◆ EXTRACTED RECORDS:

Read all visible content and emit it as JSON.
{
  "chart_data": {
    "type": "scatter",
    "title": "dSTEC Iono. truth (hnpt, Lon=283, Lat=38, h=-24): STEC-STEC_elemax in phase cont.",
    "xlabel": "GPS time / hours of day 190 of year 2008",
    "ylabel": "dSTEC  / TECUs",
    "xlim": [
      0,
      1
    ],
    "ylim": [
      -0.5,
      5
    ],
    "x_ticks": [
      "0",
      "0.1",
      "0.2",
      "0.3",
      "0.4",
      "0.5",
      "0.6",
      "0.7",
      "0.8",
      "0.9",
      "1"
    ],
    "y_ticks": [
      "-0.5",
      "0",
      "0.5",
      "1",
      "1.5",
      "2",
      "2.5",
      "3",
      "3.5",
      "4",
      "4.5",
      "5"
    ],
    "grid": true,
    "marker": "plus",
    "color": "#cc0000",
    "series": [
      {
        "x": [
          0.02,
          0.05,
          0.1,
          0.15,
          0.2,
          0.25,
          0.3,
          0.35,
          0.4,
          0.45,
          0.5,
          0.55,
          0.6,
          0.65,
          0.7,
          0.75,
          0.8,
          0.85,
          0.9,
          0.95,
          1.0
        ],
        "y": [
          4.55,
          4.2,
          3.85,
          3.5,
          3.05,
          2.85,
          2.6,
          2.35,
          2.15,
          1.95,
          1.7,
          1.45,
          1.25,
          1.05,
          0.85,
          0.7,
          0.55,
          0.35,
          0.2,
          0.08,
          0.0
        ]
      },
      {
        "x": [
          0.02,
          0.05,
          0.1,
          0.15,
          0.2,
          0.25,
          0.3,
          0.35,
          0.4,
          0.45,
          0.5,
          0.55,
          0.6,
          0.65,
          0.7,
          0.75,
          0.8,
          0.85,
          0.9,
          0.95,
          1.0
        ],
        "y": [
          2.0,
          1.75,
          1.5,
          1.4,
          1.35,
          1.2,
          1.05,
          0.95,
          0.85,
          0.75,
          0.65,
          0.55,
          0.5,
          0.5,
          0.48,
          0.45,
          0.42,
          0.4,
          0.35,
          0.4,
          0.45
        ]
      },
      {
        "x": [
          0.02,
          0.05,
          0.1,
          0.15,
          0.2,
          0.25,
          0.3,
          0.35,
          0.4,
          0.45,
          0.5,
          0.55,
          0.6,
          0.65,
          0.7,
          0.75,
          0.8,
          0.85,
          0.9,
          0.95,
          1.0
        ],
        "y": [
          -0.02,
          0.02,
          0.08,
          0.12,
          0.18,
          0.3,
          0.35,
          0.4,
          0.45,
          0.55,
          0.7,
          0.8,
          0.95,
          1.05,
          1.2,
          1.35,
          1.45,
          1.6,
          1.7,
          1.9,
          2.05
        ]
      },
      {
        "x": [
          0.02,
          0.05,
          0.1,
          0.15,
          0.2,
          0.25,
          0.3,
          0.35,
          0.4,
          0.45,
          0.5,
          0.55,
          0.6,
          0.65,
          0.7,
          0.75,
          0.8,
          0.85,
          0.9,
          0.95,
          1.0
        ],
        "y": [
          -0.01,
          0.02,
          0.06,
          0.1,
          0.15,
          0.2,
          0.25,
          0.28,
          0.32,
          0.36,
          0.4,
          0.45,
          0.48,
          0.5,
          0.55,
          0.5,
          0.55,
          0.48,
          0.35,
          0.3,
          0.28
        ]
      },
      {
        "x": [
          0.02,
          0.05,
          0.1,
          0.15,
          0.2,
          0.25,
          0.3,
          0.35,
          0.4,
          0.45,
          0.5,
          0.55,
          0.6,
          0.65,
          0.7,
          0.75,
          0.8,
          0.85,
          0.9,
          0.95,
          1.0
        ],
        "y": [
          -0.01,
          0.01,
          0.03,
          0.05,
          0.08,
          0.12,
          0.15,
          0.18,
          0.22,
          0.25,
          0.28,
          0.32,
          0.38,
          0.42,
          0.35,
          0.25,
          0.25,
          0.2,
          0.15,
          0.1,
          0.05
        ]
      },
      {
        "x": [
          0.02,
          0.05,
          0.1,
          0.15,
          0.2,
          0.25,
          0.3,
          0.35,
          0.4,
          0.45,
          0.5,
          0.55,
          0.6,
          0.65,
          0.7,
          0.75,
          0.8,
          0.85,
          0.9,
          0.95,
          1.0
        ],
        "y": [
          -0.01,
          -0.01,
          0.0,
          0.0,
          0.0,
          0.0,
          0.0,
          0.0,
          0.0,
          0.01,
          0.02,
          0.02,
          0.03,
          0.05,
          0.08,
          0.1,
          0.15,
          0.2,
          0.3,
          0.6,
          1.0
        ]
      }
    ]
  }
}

◆ WRITTEN TASK:
For each line in the data above that contains the string "dSTEC", extract the line.

◆ RESPONSE TO THIS TASK:
    "title": "dSTEC Iono. truth (hnpt, Lon=283, Lat=38, h=-24): STEC-STEC_elemax in phase cont.",
    "ylabel": "dSTEC  / TECUs",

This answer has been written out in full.